- _Exercise inputs_:
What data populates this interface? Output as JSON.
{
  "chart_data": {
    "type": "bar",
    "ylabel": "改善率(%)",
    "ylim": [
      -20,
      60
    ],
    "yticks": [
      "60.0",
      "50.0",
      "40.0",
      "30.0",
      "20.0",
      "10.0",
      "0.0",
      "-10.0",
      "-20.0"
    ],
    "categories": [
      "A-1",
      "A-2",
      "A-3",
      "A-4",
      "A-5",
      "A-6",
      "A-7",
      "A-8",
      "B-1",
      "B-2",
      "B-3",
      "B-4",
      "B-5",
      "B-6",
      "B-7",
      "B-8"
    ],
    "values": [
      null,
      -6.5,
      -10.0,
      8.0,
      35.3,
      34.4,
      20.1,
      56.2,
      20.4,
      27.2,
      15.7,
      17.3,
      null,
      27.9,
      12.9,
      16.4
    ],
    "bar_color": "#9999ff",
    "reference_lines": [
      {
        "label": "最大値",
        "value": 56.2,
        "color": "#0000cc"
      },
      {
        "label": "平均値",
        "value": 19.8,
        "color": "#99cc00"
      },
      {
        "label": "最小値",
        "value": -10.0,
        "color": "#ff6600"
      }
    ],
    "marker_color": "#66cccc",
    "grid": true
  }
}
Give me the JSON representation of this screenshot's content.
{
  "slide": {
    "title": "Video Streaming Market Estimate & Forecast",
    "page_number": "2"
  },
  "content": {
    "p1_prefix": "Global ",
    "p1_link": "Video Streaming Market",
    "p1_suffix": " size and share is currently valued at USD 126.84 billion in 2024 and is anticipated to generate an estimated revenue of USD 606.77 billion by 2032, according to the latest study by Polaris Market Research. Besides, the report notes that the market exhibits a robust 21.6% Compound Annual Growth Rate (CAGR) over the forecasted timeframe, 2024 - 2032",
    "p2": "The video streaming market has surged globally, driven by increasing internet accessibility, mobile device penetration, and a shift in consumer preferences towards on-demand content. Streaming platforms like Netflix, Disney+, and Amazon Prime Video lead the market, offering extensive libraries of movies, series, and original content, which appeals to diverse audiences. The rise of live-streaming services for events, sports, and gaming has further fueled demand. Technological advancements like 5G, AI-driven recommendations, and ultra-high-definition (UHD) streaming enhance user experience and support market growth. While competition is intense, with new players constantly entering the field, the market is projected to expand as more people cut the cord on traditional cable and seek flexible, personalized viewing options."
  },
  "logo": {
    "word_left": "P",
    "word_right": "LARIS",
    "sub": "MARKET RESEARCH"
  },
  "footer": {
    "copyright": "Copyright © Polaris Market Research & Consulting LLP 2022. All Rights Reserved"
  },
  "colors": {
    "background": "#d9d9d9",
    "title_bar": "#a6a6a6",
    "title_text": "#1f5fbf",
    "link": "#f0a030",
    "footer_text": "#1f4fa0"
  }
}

- _Required work_: Reproduce every line of the material above exactly.

- _Full response_:
What data populates this interface? Output as JSON.
{
  "chart_data": {
    "type": "bar",
    "ylabel": "改善率(%)",
    "ylim": [
      -20,
      60
    ],
    "yticks": [
      "60.0",
      "50.0",
      "40.0",
      "30.0",
      "20.0",
      "10.0",
      "0.0",
      "-10.0",
      "-20.0"
    ],
    "categories": [
      "A-1",
      "A-2",
      "A-3",
      "A-4",
      "A-5",
      "A-6",
      "A-7",
      "A-8",
      "B-1",
      "B-2",
      "B-3",
      "B-4",
      "B-5",
      "B-6",
      "B-7",
      "B-8"
    ],
    "values": [
      null,
      -6.5,
      -10.0,
      8.0,
      35.3,
      34.4,
      20.1,
      56.2,
      20.4,
      27.2,
      15.7,
      17.3,
      null,
      27.9,
      12.9,
      16.4
    ],
    "bar_color": "#9999ff",
    "reference_lines": [
      {
        "label": "最大値",
        "value": 56.2,
        "color": "#0000cc"
      },
      {
        "label": "平均値",
        "value": 19.8,
        "color": "#99cc00"
      },
      {
        "label": "最小値",
        "value": -10.0,
        "color": "#ff6600"
      }
    ],
    "marker_color": "#66cccc",
    "grid": true
  }
}
Give me the JSON representation of this screenshot's content.
{
  "slide": {
    "title": "Video Streaming Market Estimate & Forecast",
    "page_number": "2"
  },
  "content": {
    "p1_prefix": "Global ",
    "p1_link": "Video Streaming Market",
    "p1_suffix": " size and share is currently valued at USD 126.84 billion in 2024 and is anticipated to generate an estimated revenue of USD 606.77 billion by 2032, according to the latest study by Polaris Market Research. Besides, the report notes that the market exhibits a robust 21.6% Compound Annual Growth Rate (CAGR) over the forecasted timeframe, 2024 - 2032",
    "p2": "The video streaming market has surged globally, driven by increasing internet accessibility, mobile device penetration, and a shift in consumer preferences towards on-demand content. Streaming platforms like Netflix, Disney+, and Amazon Prime Video lead the market, offering extensive libraries of movies, series, and original content, which appeals to diverse audiences. The rise of live-streaming services for events, sports, and gaming has further fueled demand. Technological advancements like 5G, AI-driven recommendations, and ultra-high-definition (UHD) streaming enhance user experience and support market growth. While competition is intense, with new players constantly entering the field, the market is projected to expand as more people cut the cord on traditional cable and seek flexible, personalized viewing options."
  },
  "logo": {
    "word_left": "P",
    "word_right": "LARIS",
    "sub": "MARKET RESEARCH"
  },
  "footer": {
    "copyright": "Copyright © Polaris Market Research & Consulting LLP 2022. All Rights Reserved"
  },
  "colors": {
    "background": "#d9d9d9",
    "title_bar": "#a6a6a6",
    "title_text": "#1f5fbf",
    "link": "#f0a030",
    "footer_text": "#1f4fa0"
  }
}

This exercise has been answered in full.